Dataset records
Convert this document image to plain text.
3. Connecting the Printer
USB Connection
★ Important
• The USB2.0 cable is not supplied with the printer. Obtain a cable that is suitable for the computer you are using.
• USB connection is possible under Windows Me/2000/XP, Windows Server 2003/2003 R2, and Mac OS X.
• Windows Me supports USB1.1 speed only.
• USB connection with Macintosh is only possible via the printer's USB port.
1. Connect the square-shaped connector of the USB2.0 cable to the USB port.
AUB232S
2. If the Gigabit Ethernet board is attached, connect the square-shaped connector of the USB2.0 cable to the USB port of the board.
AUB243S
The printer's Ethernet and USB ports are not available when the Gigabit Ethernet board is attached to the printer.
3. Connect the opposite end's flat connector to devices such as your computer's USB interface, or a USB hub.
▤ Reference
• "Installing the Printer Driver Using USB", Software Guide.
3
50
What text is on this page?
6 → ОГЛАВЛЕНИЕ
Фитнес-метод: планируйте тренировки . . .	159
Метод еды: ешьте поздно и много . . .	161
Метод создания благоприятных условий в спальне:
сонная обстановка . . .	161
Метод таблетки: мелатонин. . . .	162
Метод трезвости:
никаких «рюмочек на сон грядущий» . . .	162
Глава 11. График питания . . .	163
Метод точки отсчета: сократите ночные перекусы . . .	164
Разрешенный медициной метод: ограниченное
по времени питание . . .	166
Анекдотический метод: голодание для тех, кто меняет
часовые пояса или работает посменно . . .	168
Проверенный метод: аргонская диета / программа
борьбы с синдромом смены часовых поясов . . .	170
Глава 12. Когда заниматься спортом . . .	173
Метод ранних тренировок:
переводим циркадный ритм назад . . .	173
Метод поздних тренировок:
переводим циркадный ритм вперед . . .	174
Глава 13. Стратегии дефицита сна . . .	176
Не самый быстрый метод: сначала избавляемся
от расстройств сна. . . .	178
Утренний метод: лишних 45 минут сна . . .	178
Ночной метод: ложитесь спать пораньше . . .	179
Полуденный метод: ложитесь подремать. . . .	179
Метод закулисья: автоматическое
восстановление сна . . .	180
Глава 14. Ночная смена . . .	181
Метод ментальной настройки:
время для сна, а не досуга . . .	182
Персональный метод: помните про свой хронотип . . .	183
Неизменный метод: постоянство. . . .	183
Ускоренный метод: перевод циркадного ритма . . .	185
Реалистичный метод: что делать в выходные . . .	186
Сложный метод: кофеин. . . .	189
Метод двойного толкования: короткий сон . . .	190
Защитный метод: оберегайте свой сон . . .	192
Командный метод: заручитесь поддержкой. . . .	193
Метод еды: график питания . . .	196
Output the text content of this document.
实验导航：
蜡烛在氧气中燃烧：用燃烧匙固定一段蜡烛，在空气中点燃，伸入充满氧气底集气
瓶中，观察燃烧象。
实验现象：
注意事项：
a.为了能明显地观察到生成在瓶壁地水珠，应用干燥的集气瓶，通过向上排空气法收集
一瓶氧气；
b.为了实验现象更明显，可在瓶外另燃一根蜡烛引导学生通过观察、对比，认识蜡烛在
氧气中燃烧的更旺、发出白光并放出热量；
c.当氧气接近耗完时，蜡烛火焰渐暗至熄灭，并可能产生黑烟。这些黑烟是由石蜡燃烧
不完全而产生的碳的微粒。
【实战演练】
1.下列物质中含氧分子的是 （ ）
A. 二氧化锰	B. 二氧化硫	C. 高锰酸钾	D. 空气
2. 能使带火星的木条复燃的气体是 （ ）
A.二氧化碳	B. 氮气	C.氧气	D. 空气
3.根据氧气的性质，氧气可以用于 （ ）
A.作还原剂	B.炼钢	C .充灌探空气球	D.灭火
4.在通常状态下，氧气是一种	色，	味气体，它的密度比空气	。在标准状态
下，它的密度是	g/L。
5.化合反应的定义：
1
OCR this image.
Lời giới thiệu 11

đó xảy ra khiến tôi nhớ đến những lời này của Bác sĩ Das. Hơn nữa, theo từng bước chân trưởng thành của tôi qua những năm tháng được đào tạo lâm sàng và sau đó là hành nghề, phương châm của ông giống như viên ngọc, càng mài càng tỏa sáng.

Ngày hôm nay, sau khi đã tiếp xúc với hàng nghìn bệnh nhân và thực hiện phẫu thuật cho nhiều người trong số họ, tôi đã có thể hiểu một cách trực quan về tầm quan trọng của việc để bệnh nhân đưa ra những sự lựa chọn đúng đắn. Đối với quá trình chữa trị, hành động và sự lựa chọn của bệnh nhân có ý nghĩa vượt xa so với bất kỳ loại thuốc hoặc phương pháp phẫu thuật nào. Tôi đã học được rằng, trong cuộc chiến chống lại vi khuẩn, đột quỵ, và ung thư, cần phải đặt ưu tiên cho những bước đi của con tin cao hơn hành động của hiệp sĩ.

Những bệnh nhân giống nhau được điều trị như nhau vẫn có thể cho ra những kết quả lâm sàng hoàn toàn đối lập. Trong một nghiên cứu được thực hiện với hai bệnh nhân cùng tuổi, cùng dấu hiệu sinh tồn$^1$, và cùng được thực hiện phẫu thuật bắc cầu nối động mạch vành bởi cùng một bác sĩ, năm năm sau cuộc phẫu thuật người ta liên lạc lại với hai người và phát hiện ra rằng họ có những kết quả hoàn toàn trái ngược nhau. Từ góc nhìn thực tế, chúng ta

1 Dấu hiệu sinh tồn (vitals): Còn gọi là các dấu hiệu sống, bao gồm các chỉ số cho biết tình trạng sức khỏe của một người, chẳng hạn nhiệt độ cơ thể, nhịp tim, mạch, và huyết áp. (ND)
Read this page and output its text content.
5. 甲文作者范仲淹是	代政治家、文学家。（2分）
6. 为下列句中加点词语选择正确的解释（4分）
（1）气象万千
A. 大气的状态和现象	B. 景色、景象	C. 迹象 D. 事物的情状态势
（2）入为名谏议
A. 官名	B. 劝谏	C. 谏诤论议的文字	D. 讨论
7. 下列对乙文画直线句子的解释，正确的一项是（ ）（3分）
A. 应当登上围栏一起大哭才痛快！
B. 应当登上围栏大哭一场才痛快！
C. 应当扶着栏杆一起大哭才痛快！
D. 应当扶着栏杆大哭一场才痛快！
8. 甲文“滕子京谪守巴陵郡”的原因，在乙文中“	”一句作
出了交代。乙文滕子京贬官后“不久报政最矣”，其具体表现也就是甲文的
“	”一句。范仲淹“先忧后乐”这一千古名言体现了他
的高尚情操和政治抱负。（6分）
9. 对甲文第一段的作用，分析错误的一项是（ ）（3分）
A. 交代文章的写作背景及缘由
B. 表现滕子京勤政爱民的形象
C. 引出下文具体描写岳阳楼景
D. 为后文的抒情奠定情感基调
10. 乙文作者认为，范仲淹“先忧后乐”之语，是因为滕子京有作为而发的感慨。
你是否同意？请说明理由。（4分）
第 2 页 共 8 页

- Description of the task -
Search the entries for the word "content" and copy every line that has it.

- Task answer -
Output the text content of this document.
Read this page and output its text content.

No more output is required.